> Rows from a dataset
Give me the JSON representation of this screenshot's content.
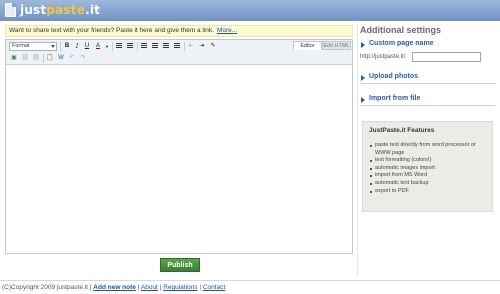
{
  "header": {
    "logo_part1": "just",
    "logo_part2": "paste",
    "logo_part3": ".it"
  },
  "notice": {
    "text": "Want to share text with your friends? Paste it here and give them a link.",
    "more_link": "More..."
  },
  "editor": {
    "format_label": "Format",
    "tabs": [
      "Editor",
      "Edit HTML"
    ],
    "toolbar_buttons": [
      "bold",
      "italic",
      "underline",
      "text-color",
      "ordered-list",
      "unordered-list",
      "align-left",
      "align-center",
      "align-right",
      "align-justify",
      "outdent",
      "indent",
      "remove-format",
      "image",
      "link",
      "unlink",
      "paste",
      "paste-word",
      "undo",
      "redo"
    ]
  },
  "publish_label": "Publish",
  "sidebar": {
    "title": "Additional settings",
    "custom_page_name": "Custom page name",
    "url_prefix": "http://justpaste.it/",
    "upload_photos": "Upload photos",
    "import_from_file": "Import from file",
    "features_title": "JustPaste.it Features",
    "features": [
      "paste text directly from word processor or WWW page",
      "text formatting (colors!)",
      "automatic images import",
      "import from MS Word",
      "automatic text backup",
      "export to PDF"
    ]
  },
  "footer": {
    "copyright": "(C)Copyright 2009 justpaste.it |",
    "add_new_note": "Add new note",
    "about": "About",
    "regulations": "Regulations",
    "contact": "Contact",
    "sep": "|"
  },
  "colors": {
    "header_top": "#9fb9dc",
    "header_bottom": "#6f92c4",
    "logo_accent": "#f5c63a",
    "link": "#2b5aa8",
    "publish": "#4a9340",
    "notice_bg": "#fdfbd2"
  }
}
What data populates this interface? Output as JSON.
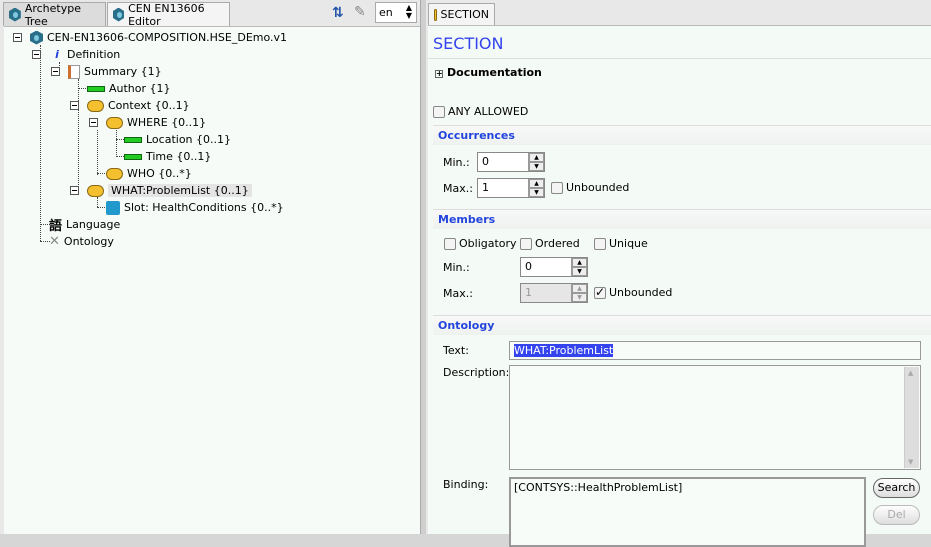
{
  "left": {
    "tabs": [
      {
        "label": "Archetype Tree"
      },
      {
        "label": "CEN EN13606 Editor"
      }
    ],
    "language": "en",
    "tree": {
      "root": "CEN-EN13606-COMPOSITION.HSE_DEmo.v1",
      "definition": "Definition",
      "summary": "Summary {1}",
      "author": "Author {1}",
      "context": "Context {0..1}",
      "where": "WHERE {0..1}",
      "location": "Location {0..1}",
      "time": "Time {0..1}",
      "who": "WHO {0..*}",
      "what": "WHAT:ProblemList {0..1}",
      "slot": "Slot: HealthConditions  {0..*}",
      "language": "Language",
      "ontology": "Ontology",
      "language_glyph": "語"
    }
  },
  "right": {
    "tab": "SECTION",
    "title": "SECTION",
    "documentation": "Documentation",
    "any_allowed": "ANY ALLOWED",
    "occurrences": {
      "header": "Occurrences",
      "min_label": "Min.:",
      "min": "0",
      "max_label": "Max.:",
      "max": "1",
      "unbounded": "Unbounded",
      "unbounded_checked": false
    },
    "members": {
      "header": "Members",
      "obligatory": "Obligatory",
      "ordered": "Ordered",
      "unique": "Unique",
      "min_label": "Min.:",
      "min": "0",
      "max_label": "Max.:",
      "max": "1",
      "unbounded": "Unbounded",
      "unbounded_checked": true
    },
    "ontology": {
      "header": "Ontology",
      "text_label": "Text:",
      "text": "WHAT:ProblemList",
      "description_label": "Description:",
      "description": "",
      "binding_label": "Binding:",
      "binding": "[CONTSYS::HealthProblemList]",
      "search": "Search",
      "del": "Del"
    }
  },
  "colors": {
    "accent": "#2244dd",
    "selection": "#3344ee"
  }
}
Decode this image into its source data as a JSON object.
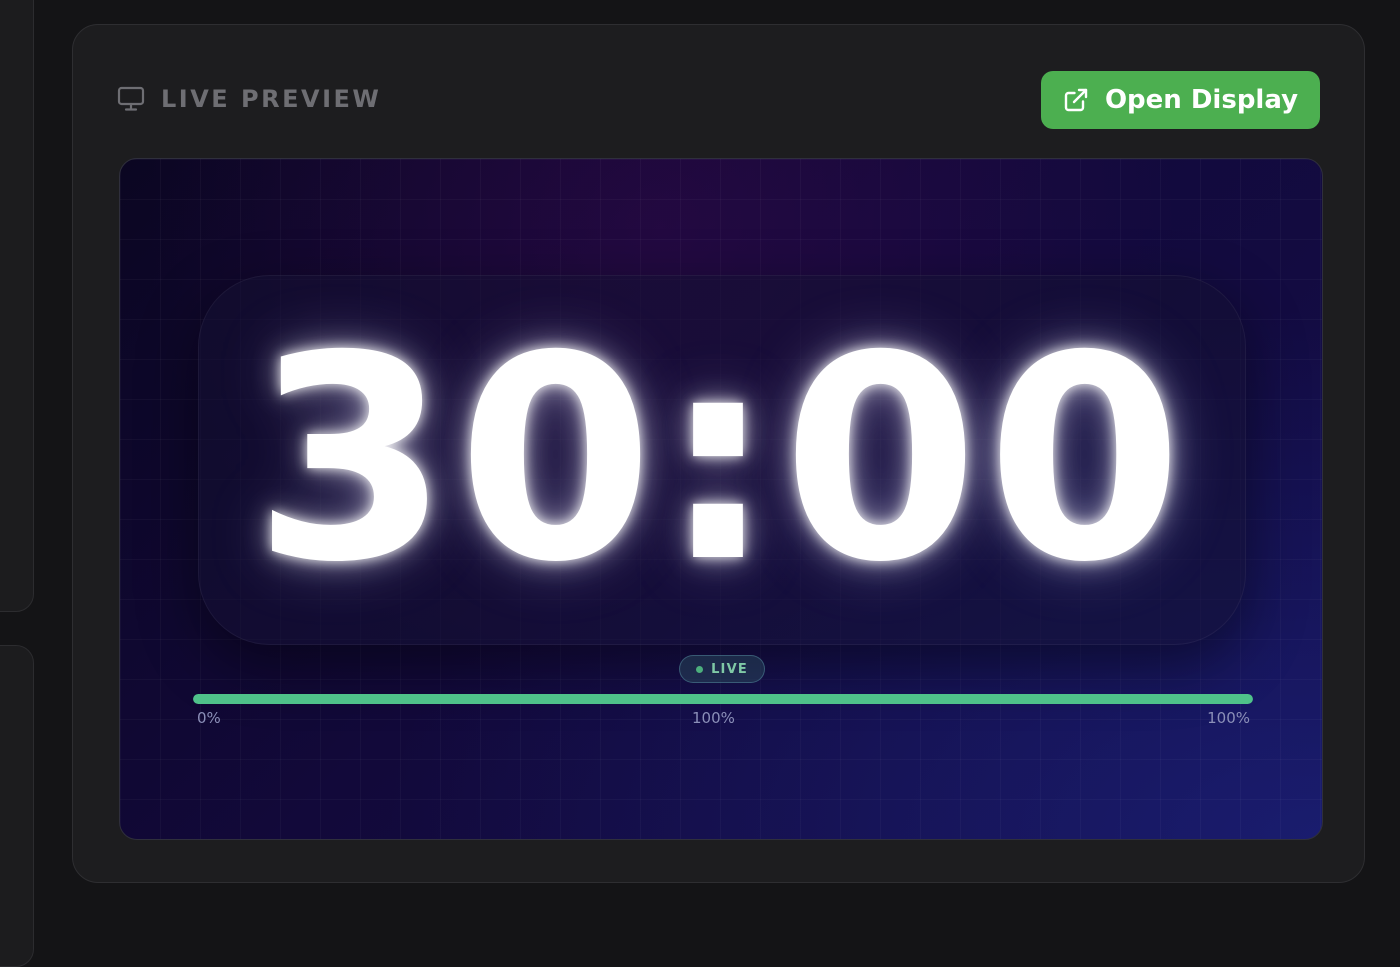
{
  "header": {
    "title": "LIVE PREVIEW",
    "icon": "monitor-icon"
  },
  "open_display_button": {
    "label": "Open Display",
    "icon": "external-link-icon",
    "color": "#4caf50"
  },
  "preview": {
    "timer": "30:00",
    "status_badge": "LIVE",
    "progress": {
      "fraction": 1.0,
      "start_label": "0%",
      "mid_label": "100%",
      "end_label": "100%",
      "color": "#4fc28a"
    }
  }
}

> Job
List each line of the entries that holds the string "this".

> Finished exercise
Give me the JSON representation of this screenshot's content.
What data populates this interface? Output as JSON.
Decode this image into its source data as a JSON object.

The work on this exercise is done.